● Task goal: Would you write out the entries below, every one of them, exactly?

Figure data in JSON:
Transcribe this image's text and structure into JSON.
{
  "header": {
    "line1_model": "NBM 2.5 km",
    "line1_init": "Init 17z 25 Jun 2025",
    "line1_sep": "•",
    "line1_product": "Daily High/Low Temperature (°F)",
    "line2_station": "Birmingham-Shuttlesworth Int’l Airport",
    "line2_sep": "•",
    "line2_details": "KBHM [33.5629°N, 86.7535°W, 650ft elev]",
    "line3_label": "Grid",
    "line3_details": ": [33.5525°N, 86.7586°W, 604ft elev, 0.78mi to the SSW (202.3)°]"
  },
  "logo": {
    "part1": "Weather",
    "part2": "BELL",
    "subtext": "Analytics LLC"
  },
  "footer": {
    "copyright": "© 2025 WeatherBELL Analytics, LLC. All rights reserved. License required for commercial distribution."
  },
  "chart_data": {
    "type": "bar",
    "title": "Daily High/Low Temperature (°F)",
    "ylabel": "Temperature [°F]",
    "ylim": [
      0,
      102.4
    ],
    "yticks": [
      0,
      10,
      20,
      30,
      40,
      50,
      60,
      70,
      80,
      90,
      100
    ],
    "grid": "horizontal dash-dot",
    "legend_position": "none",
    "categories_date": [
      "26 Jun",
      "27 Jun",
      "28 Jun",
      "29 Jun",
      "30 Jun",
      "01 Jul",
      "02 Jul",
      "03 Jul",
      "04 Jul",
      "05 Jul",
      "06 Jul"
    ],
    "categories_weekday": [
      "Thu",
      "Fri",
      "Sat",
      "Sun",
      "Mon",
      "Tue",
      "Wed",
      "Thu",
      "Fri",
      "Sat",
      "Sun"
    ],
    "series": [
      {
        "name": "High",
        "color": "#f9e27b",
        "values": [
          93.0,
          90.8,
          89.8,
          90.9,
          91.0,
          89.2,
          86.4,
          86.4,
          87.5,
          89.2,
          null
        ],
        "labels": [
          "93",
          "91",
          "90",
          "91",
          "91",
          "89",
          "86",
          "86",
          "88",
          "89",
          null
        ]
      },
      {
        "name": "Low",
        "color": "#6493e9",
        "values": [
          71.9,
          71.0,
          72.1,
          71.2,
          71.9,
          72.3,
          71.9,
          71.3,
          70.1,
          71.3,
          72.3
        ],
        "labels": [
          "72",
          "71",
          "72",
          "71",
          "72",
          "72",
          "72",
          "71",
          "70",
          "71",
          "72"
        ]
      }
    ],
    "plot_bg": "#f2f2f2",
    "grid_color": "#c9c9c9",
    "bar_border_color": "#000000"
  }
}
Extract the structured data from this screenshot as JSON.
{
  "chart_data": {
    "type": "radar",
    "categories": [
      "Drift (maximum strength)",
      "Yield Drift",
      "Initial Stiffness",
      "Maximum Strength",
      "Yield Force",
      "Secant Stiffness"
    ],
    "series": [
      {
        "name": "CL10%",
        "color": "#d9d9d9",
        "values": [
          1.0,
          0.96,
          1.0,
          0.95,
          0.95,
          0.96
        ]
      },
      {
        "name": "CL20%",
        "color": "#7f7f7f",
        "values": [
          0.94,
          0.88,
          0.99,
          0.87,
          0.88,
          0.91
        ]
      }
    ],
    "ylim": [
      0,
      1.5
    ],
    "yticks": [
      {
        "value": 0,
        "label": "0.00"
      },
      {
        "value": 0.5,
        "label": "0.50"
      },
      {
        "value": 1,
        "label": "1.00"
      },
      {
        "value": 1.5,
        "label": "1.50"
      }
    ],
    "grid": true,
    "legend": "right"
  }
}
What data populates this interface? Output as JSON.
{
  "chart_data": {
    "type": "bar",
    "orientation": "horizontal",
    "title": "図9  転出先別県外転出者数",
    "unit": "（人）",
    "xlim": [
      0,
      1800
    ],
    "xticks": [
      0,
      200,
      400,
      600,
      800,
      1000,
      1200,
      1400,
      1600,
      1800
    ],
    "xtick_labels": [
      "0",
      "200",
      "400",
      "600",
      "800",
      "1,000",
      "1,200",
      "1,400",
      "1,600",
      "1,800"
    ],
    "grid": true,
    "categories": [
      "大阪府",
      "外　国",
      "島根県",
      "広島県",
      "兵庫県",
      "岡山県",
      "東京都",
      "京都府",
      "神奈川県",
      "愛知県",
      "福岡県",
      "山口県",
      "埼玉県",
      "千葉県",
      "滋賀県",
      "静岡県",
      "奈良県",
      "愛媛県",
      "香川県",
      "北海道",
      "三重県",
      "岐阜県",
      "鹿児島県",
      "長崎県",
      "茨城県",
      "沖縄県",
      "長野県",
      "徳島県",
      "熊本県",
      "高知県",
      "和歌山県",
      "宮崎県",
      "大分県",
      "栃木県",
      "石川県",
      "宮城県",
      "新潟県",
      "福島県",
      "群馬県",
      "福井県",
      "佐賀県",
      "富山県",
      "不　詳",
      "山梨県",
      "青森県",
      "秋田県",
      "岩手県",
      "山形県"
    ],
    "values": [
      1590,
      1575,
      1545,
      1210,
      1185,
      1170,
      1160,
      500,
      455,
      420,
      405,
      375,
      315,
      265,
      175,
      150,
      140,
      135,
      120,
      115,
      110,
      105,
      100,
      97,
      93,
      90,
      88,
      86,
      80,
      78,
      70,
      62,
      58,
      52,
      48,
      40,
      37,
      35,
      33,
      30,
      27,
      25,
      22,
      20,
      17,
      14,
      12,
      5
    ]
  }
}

● Output for this exercise:
Transcribe this image's text and structure into JSON.
{
  "header": {
    "line1_model": "NBM 2.5 km",
    "line1_init": "Init 17z 25 Jun 2025",
    "line1_sep": "•",
    "line1_product": "Daily High/Low Temperature (°F)",
    "line2_station": "Birmingham-Shuttlesworth Int’l Airport",
    "line2_sep": "•",
    "line2_details": "KBHM [33.5629°N, 86.7535°W, 650ft elev]",
    "line3_label": "Grid",
    "line3_details": ": [33.5525°N, 86.7586°W, 604ft elev, 0.78mi to the SSW (202.3)°]"
  },
  "logo": {
    "part1": "Weather",
    "part2": "BELL",
    "subtext": "Analytics LLC"
  },
  "footer": {
    "copyright": "© 2025 WeatherBELL Analytics, LLC. All rights reserved. License required for commercial distribution."
  },
  "chart_data": {
    "type": "bar",
    "title": "Daily High/Low Temperature (°F)",
    "ylabel": "Temperature [°F]",
    "ylim": [
      0,
      102.4
    ],
    "yticks": [
      0,
      10,
      20,
      30,
      40,
      50,
      60,
      70,
      80,
      90,
      100
    ],
    "grid": "horizontal dash-dot",
    "legend_position": "none",
    "categories_date": [
      "26 Jun",
      "27 Jun",
      "28 Jun",
      "29 Jun",
      "30 Jun",
      "01 Jul",
      "02 Jul",
      "03 Jul",
      "04 Jul",
      "05 Jul",
      "06 Jul"
    ],
    "categories_weekday": [
      "Thu",
      "Fri",
      "Sat",
      "Sun",
      "Mon",
      "Tue",
      "Wed",
      "Thu",
      "Fri",
      "Sat",
      "Sun"
    ],
    "series": [
      {
        "name": "High",
        "color": "#f9e27b",
        "values": [
          93.0,
          90.8,
          89.8,
          90.9,
          91.0,
          89.2,
          86.4,
          86.4,
          87.5,
          89.2,
          null
        ],
        "labels": [
          "93",
          "91",
          "90",
          "91",
          "91",
          "89",
          "86",
          "86",
          "88",
          "89",
          null
        ]
      },
      {
        "name": "Low",
        "color": "#6493e9",
        "values": [
          71.9,
          71.0,
          72.1,
          71.2,
          71.9,
          72.3,
          71.9,
          71.3,
          70.1,
          71.3,
          72.3
        ],
        "labels": [
          "72",
          "71",
          "72",
          "71",
          "72",
          "72",
          "72",
          "71",
          "70",
          "71",
          "72"
        ]
      }
    ],
    "plot_bg": "#f2f2f2",
    "grid_color": "#c9c9c9",
    "bar_border_color": "#000000"
  }
}
Extract the structured data from this screenshot as JSON.
{
  "chart_data": {
    "type": "radar",
    "categories": [
      "Drift (maximum strength)",
      "Yield Drift",
      "Initial Stiffness",
      "Maximum Strength",
      "Yield Force",
      "Secant Stiffness"
    ],
    "series": [
      {
        "name": "CL10%",
        "color": "#d9d9d9",
        "values": [
          1.0,
          0.96,
          1.0,
          0.95,
          0.95,
          0.96
        ]
      },
      {
        "name": "CL20%",
        "color": "#7f7f7f",
        "values": [
          0.94,
          0.88,
          0.99,
          0.87,
          0.88,
          0.91
        ]
      }
    ],
    "ylim": [
      0,
      1.5
    ],
    "yticks": [
      {
        "value": 0,
        "label": "0.00"
      },
      {
        "value": 0.5,
        "label": "0.50"
      },
      {
        "value": 1,
        "label": "1.00"
      },
      {
        "value": 1.5,
        "label": "1.50"
      }
    ],
    "grid": true,
    "legend": "right"
  }
}
What data populates this interface? Output as JSON.
{
  "chart_data": {
    "type": "bar",
    "orientation": "horizontal",
    "title": "図9  転出先別県外転出者数",
    "unit": "（人）",
    "xlim": [
      0,
      1800
    ],
    "xticks": [
      0,
      200,
      400,
      600,
      800,
      1000,
      1200,
      1400,
      1600,
      1800
    ],
    "xtick_labels": [
      "0",
      "200",
      "400",
      "600",
      "800",
      "1,000",
      "1,200",
      "1,400",
      "1,600",
      "1,800"
    ],
    "grid": true,
    "categories": [
      "大阪府",
      "外　国",
      "島根県",
      "広島県",
      "兵庫県",
      "岡山県",
      "東京都",
      "京都府",
      "神奈川県",
      "愛知県",
      "福岡県",
      "山口県",
      "埼玉県",
      "千葉県",
      "滋賀県",
      "静岡県",
      "奈良県",
      "愛媛県",
      "香川県",
      "北海道",
      "三重県",
      "岐阜県",
      "鹿児島県",
      "長崎県",
      "茨城県",
      "沖縄県",
      "長野県",
      "徳島県",
      "熊本県",
      "高知県",
      "和歌山県",
      "宮崎県",
      "大分県",
      "栃木県",
      "石川県",
      "宮城県",
      "新潟県",
      "福島県",
      "群馬県",
      "福井県",
      "佐賀県",
      "富山県",
      "不　詳",
      "山梨県",
      "青森県",
      "秋田県",
      "岩手県",
      "山形県"
    ],
    "values": [
      1590,
      1575,
      1545,
      1210,
      1185,
      1170,
      1160,
      500,
      455,
      420,
      405,
      375,
      315,
      265,
      175,
      150,
      140,
      135,
      120,
      115,
      110,
      105,
      100,
      97,
      93,
      90,
      88,
      86,
      80,
      78,
      70,
      62,
      58,
      52,
      48,
      40,
      37,
      35,
      33,
      30,
      27,
      25,
      22,
      20,
      17,
      14,
      12,
      5
    ]
  }
}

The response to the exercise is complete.